━━━ SUPPLIED MATERIAL

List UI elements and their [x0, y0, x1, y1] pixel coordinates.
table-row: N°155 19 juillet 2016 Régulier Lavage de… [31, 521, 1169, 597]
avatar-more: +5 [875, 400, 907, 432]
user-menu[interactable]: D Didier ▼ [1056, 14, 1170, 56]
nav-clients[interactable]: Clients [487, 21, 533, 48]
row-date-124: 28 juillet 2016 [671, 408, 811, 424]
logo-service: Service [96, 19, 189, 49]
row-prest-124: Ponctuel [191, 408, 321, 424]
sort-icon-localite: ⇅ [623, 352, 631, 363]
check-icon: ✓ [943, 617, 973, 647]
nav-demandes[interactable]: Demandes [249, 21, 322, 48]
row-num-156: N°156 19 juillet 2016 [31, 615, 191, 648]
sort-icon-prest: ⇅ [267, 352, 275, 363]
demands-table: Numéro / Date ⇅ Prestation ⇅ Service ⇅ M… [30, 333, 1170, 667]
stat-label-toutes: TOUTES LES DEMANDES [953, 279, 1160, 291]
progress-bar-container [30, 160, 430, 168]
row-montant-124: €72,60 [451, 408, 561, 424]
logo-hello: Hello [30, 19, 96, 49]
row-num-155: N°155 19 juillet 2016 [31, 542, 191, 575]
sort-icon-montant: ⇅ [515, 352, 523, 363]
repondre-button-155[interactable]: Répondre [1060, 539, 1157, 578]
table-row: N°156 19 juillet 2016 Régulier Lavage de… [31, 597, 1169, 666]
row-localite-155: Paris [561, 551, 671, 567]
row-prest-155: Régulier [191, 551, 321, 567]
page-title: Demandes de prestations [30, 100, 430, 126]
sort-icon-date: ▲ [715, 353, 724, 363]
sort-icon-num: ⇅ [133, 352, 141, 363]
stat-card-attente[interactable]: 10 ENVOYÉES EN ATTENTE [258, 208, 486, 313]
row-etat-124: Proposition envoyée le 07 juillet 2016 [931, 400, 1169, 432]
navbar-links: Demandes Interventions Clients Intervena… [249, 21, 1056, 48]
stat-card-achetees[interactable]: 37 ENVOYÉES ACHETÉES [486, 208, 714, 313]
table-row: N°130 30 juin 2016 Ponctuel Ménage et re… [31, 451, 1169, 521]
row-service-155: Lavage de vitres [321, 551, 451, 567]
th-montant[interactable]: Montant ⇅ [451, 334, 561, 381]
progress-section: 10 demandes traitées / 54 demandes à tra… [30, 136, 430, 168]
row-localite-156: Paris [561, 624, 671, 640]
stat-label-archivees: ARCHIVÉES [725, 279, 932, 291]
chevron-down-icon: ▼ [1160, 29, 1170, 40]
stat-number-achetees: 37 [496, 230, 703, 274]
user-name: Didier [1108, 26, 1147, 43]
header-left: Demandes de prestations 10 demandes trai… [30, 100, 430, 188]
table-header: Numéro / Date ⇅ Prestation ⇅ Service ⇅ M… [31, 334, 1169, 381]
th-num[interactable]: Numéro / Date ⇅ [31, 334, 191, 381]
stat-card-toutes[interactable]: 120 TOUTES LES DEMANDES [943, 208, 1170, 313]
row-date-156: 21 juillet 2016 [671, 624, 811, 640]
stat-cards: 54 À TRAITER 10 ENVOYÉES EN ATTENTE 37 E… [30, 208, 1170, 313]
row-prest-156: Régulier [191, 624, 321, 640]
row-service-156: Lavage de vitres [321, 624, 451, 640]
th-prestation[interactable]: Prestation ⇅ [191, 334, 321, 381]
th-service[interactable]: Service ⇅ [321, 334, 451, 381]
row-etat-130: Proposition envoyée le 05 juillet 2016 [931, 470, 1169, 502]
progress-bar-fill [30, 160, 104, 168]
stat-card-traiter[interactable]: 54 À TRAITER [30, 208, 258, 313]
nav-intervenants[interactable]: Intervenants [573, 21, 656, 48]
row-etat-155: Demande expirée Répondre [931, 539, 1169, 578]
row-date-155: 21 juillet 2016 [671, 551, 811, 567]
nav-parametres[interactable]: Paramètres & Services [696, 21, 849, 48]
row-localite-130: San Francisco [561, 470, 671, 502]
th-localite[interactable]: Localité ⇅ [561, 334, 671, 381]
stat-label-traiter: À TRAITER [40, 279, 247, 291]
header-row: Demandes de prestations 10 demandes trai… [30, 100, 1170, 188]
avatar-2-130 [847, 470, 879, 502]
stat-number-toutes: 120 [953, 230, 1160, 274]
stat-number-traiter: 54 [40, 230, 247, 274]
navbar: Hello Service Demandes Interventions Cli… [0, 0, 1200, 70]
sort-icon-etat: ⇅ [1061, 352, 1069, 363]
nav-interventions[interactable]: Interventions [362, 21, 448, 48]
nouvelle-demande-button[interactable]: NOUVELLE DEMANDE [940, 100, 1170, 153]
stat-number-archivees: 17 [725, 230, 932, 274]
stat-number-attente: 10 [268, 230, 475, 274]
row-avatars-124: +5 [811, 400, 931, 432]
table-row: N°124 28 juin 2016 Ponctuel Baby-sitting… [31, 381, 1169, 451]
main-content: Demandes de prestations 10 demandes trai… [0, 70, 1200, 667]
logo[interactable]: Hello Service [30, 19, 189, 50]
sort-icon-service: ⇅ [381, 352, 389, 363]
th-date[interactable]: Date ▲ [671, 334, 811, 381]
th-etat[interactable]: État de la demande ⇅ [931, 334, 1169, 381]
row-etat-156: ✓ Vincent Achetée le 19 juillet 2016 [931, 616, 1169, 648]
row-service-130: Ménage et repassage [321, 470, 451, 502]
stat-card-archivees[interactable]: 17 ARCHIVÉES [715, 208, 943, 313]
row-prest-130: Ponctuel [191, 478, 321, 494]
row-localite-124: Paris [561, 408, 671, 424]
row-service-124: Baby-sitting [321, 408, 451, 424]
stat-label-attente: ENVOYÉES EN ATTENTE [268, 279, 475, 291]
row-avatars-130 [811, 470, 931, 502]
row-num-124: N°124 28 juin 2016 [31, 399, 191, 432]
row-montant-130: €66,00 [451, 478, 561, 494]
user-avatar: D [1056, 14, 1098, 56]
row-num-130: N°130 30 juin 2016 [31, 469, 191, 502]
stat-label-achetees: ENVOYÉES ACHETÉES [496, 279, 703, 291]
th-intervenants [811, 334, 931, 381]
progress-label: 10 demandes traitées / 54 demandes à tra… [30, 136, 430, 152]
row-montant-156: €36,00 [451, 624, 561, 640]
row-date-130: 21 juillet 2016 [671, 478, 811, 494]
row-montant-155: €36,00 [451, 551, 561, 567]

━━━━━━

● SHORT TASK
Write out the lines from the start of the records up to and including the line that contains "progress-section: 10 demandes".

● COMPLETE RESPONSE
List UI elements and their [x0, y0, x1, y1] pixel coordinates.
table-row: N°155 19 juillet 2016 Régulier Lavage de… [31, 521, 1169, 597]
avatar-more: +5 [875, 400, 907, 432]
user-menu[interactable]: D Didier ▼ [1056, 14, 1170, 56]
nav-clients[interactable]: Clients [487, 21, 533, 48]
row-date-124: 28 juillet 2016 [671, 408, 811, 424]
logo-service: Service [96, 19, 189, 49]
row-prest-124: Ponctuel [191, 408, 321, 424]
sort-icon-localite: ⇅ [623, 352, 631, 363]
check-icon: ✓ [943, 617, 973, 647]
nav-demandes[interactable]: Demandes [249, 21, 322, 48]
row-num-156: N°156 19 juillet 2016 [31, 615, 191, 648]
sort-icon-prest: ⇅ [267, 352, 275, 363]
demands-table: Numéro / Date ⇅ Prestation ⇅ Service ⇅ M… [30, 333, 1170, 667]
stat-label-toutes: TOUTES LES DEMANDES [953, 279, 1160, 291]
progress-bar-container [30, 160, 430, 168]
row-montant-124: €72,60 [451, 408, 561, 424]
logo-hello: Hello [30, 19, 96, 49]
row-num-155: N°155 19 juillet 2016 [31, 542, 191, 575]
sort-icon-montant: ⇅ [515, 352, 523, 363]
repondre-button-155[interactable]: Répondre [1060, 539, 1157, 578]
table-row: N°156 19 juillet 2016 Régulier Lavage de… [31, 597, 1169, 666]
row-localite-155: Paris [561, 551, 671, 567]
row-prest-155: Régulier [191, 551, 321, 567]
page-title: Demandes de prestations [30, 100, 430, 126]
sort-icon-date: ▲ [715, 353, 724, 363]
sort-icon-num: ⇅ [133, 352, 141, 363]
stat-card-attente[interactable]: 10 ENVOYÉES EN ATTENTE [258, 208, 486, 313]
row-etat-124: Proposition envoyée le 07 juillet 2016 [931, 400, 1169, 432]
navbar-links: Demandes Interventions Clients Intervena… [249, 21, 1056, 48]
stat-card-achetees[interactable]: 37 ENVOYÉES ACHETÉES [486, 208, 714, 313]
table-row: N°130 30 juin 2016 Ponctuel Ménage et re… [31, 451, 1169, 521]
row-service-155: Lavage de vitres [321, 551, 451, 567]
th-montant[interactable]: Montant ⇅ [451, 334, 561, 381]
progress-section: 10 demandes traitées / 54 demandes à tra… [30, 136, 430, 168]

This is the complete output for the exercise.